___ Excerpted records

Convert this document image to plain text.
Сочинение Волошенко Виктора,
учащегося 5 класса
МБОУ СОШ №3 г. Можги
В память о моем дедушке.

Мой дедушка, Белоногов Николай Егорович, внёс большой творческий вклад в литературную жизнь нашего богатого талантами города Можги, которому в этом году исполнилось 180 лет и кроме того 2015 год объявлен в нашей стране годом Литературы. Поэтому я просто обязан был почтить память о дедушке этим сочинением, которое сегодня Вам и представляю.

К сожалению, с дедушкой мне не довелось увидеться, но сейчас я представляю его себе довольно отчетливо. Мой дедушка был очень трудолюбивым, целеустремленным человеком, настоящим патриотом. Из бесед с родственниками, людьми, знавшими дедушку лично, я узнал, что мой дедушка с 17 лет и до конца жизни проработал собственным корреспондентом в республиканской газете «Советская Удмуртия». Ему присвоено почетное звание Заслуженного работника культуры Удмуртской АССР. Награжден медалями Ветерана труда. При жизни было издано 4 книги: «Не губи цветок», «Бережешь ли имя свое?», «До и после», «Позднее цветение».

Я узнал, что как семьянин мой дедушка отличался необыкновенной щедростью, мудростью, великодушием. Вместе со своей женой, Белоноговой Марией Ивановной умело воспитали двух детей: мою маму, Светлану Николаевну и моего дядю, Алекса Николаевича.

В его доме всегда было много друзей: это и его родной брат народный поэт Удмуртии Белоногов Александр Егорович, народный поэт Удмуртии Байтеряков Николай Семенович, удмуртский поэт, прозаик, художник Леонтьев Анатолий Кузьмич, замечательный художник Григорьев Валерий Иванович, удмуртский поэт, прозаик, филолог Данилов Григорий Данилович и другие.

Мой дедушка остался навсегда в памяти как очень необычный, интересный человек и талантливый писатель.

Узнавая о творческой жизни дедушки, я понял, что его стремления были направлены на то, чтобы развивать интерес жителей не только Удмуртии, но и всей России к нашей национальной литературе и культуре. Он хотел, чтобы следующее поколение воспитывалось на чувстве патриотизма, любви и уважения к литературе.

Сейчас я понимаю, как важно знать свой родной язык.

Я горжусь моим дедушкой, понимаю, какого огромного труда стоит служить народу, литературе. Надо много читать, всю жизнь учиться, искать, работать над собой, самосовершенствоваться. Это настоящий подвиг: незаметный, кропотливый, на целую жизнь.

______
___ Excerpted records

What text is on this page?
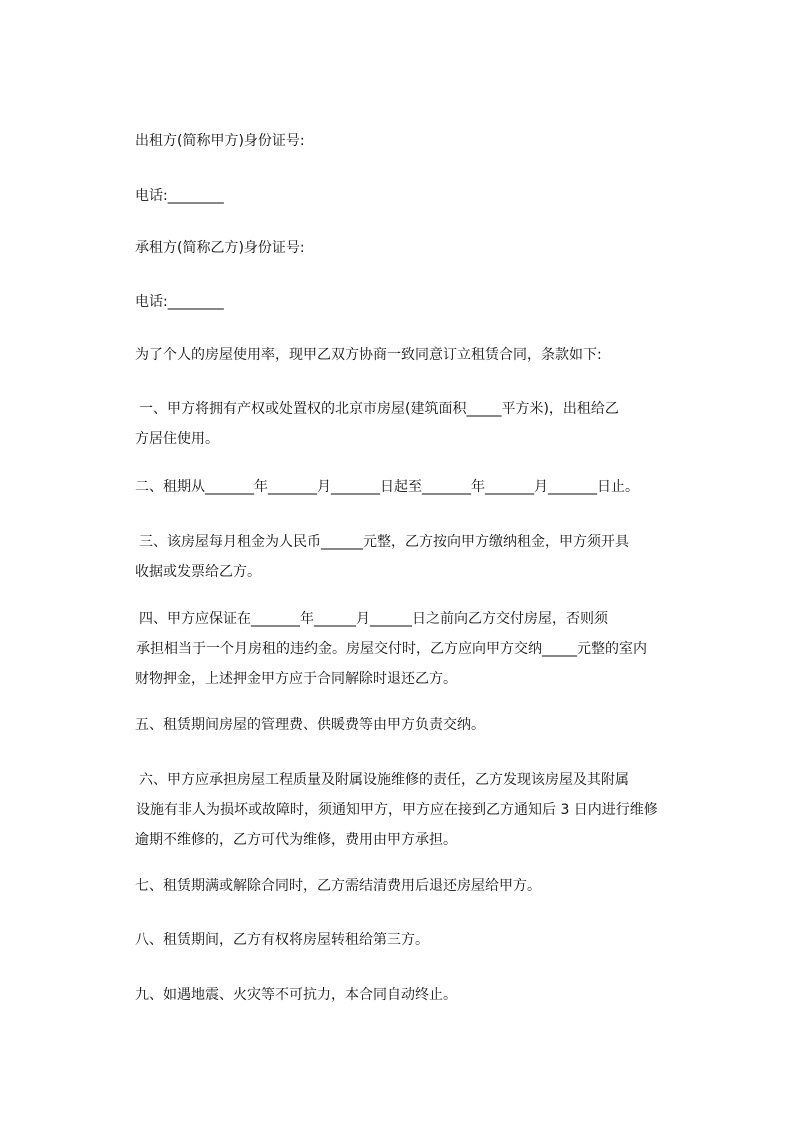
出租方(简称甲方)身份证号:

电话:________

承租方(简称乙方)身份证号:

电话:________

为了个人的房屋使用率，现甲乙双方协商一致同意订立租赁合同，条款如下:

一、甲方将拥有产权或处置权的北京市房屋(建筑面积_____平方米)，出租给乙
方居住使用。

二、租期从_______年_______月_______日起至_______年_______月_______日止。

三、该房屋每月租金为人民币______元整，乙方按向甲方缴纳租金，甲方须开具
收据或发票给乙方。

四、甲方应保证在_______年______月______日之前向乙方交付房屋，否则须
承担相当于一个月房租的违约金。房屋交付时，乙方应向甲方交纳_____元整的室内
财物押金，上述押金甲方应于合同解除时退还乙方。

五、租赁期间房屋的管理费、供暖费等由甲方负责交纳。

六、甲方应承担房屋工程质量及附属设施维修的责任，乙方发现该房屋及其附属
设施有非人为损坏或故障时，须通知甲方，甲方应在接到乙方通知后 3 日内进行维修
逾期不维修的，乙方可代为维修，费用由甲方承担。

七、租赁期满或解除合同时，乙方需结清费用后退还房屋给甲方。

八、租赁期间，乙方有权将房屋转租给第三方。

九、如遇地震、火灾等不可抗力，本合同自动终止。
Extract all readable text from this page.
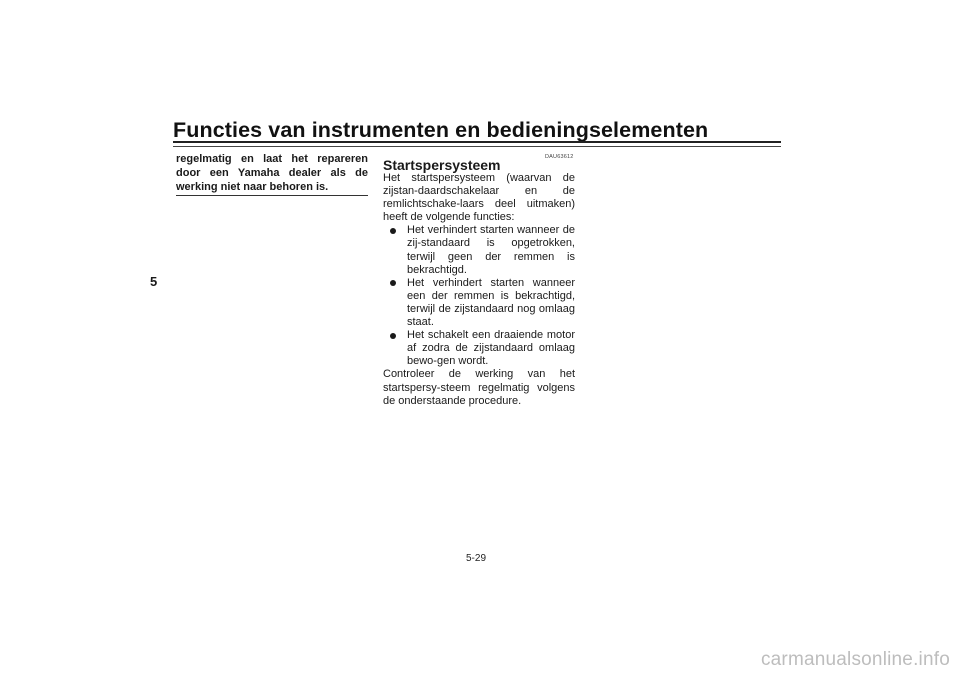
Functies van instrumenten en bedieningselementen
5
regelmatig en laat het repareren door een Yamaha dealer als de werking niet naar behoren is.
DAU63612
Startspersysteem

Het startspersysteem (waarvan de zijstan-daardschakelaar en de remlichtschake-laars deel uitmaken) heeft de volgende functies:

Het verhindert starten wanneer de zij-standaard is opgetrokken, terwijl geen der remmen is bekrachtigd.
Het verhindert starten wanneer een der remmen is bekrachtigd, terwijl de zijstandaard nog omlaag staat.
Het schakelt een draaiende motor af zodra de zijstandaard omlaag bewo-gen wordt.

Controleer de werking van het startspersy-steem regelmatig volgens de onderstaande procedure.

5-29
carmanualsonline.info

______
___ Excerpted records

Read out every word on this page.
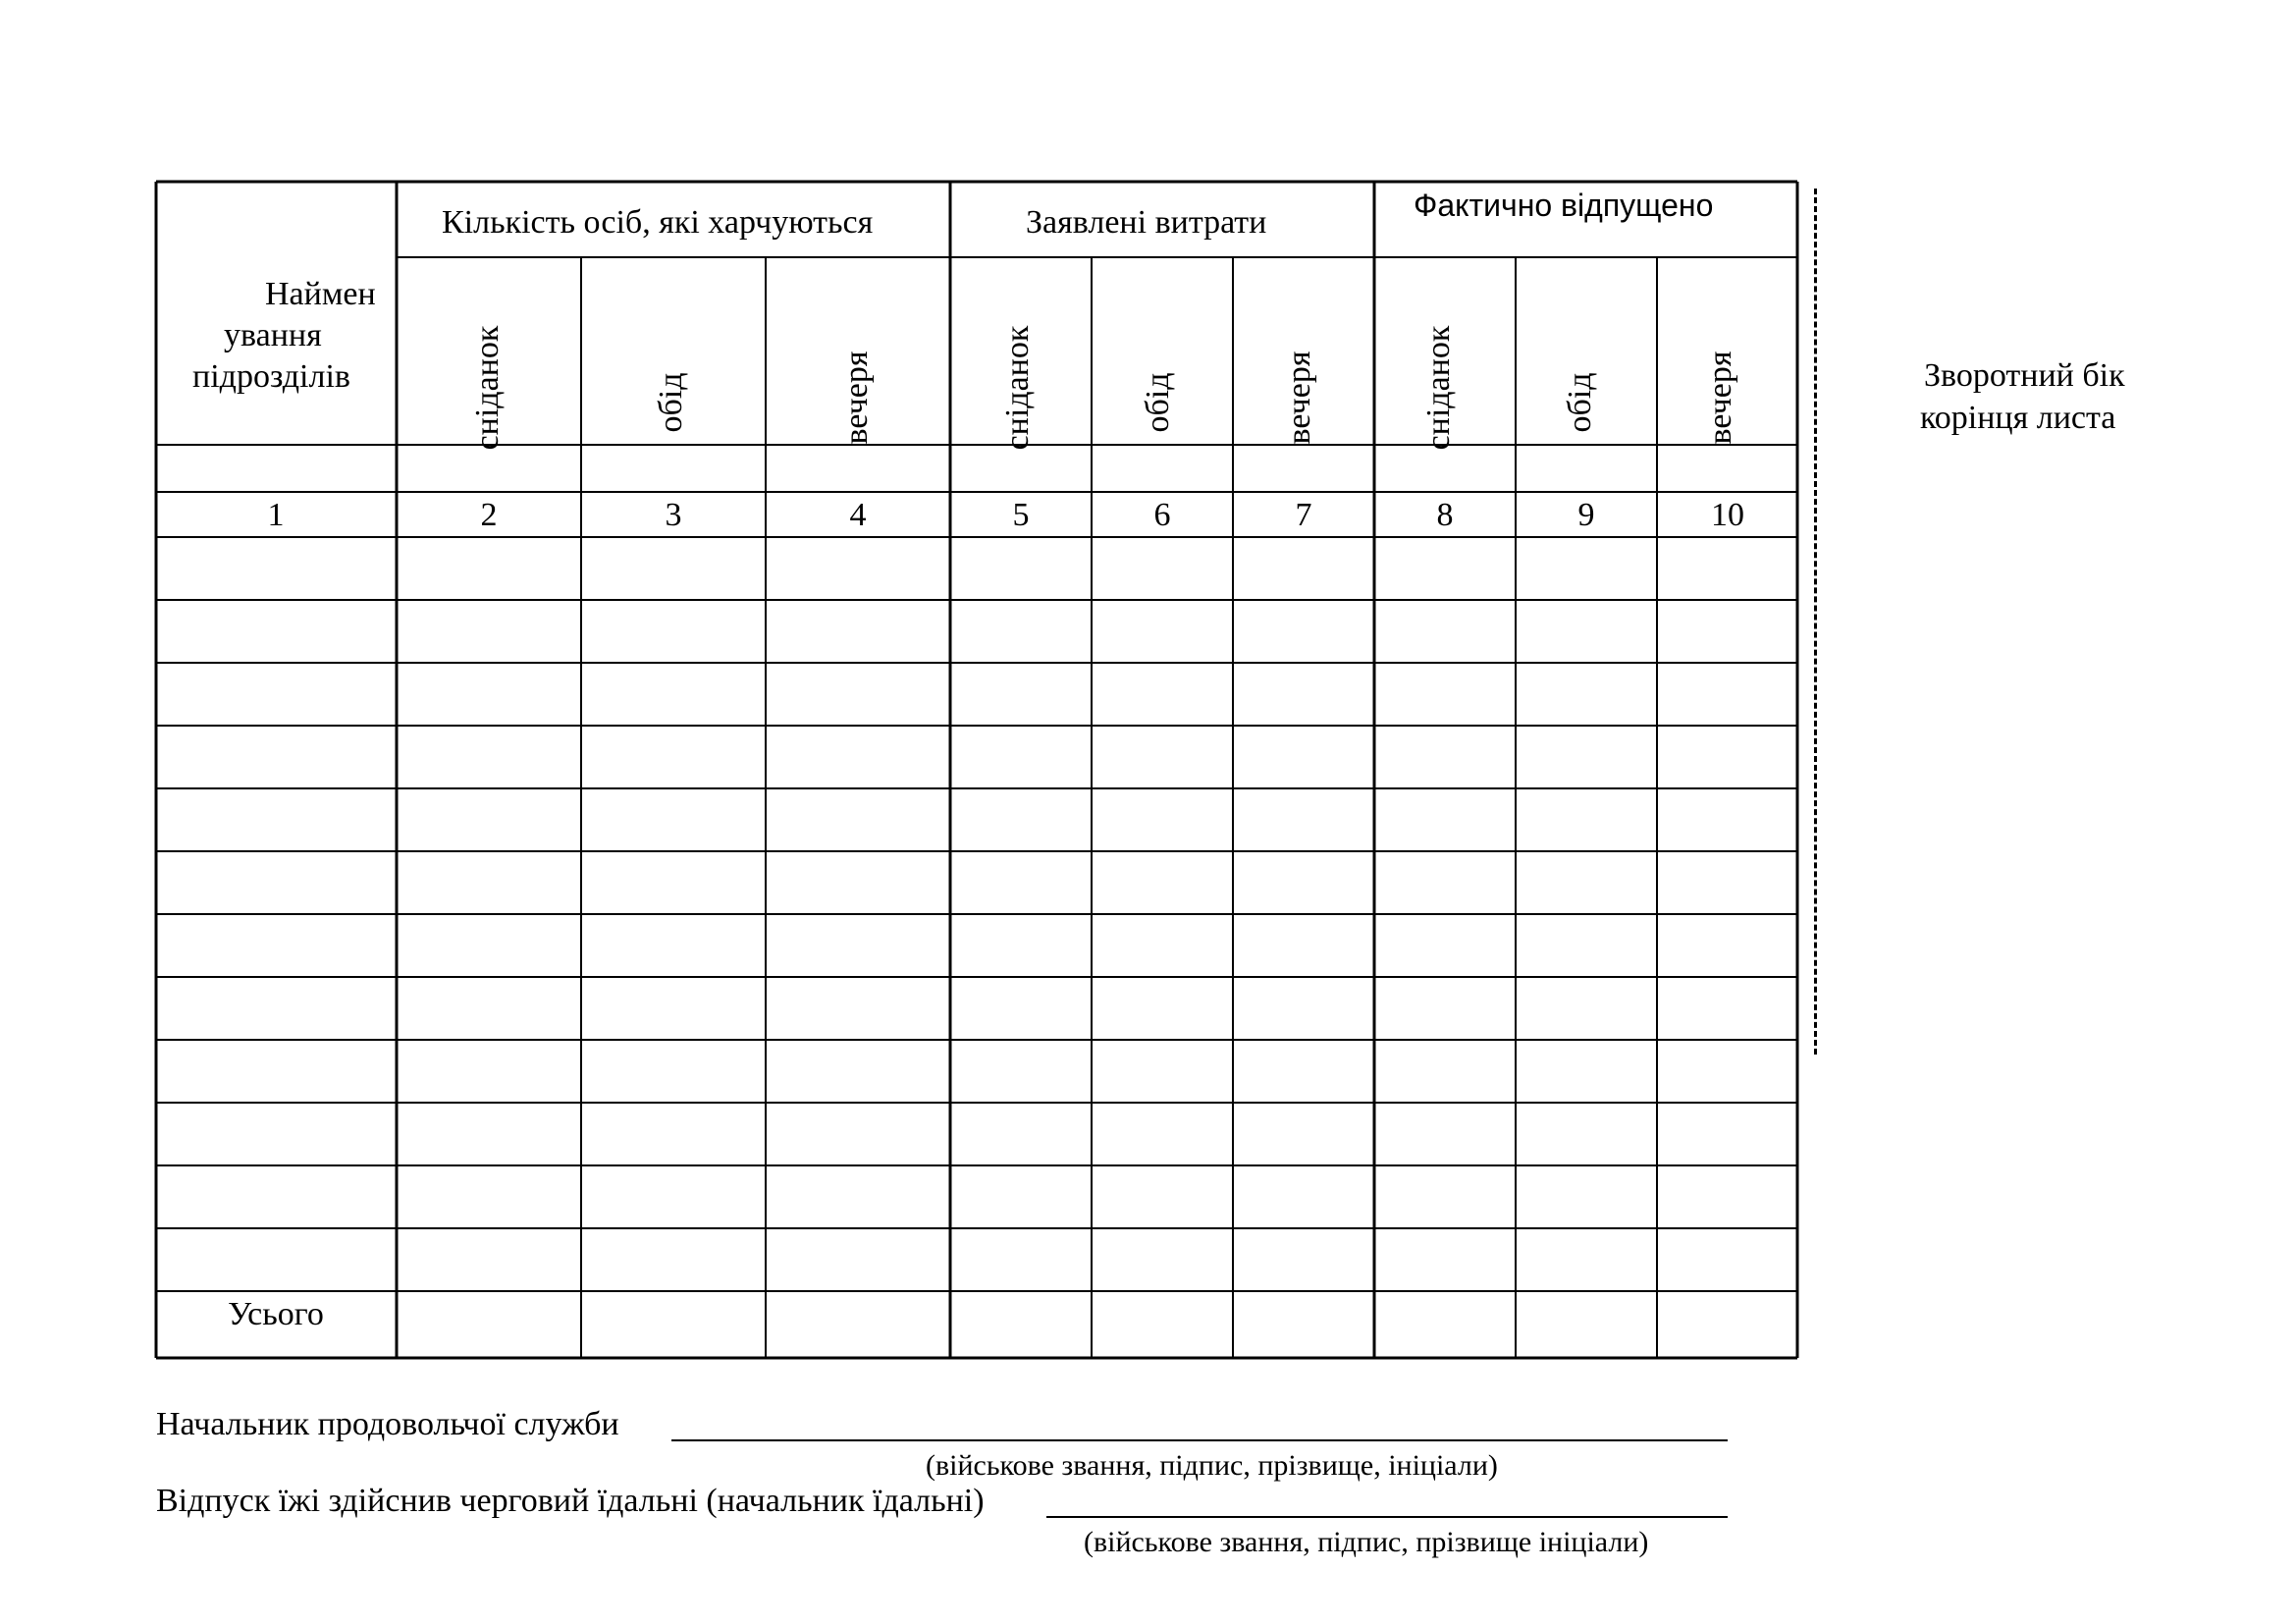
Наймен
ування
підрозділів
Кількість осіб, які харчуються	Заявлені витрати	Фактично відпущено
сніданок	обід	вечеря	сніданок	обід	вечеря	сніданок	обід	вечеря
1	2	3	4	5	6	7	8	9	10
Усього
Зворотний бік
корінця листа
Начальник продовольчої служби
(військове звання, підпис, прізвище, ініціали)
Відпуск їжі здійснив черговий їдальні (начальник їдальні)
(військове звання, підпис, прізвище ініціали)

______

## Brief
Tell how many lines of the data above hold the string "дедушка". Give only the number.

## Response for this exercise
4